▸ **Short exercise**: Restate the full set of records exactly, without adding or dropping a word.

Collected data entries:
******************************

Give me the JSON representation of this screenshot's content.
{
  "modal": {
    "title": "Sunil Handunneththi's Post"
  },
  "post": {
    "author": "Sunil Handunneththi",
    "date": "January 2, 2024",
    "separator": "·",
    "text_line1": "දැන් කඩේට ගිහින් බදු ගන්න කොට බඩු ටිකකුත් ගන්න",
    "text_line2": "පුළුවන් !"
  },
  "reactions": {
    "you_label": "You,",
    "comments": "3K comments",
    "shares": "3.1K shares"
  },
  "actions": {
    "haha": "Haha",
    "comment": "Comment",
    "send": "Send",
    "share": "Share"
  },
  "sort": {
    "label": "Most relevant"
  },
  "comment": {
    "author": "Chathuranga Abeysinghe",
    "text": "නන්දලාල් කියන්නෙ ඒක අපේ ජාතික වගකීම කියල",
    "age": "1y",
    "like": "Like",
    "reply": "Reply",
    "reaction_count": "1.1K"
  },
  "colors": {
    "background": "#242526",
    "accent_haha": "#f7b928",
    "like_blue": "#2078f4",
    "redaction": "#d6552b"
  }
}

******************************

▸ **Result below**:
Give me the JSON representation of this screenshot's content.
{
  "modal": {
    "title": "Sunil Handunneththi's Post"
  },
  "post": {
    "author": "Sunil Handunneththi",
    "date": "January 2, 2024",
    "separator": "·",
    "text_line1": "දැන් කඩේට ගිහින් බදු ගන්න කොට බඩු ටිකකුත් ගන්න",
    "text_line2": "පුළුවන් !"
  },
  "reactions": {
    "you_label": "You,",
    "comments": "3K comments",
    "shares": "3.1K shares"
  },
  "actions": {
    "haha": "Haha",
    "comment": "Comment",
    "send": "Send",
    "share": "Share"
  },
  "sort": {
    "label": "Most relevant"
  },
  "comment": {
    "author": "Chathuranga Abeysinghe",
    "text": "නන්දලාල් කියන්නෙ ඒක අපේ ජාතික වගකීම කියල",
    "age": "1y",
    "like": "Like",
    "reply": "Reply",
    "reaction_count": "1.1K"
  },
  "colors": {
    "background": "#242526",
    "accent_haha": "#f7b928",
    "like_blue": "#2078f4",
    "redaction": "#d6552b"
  }
}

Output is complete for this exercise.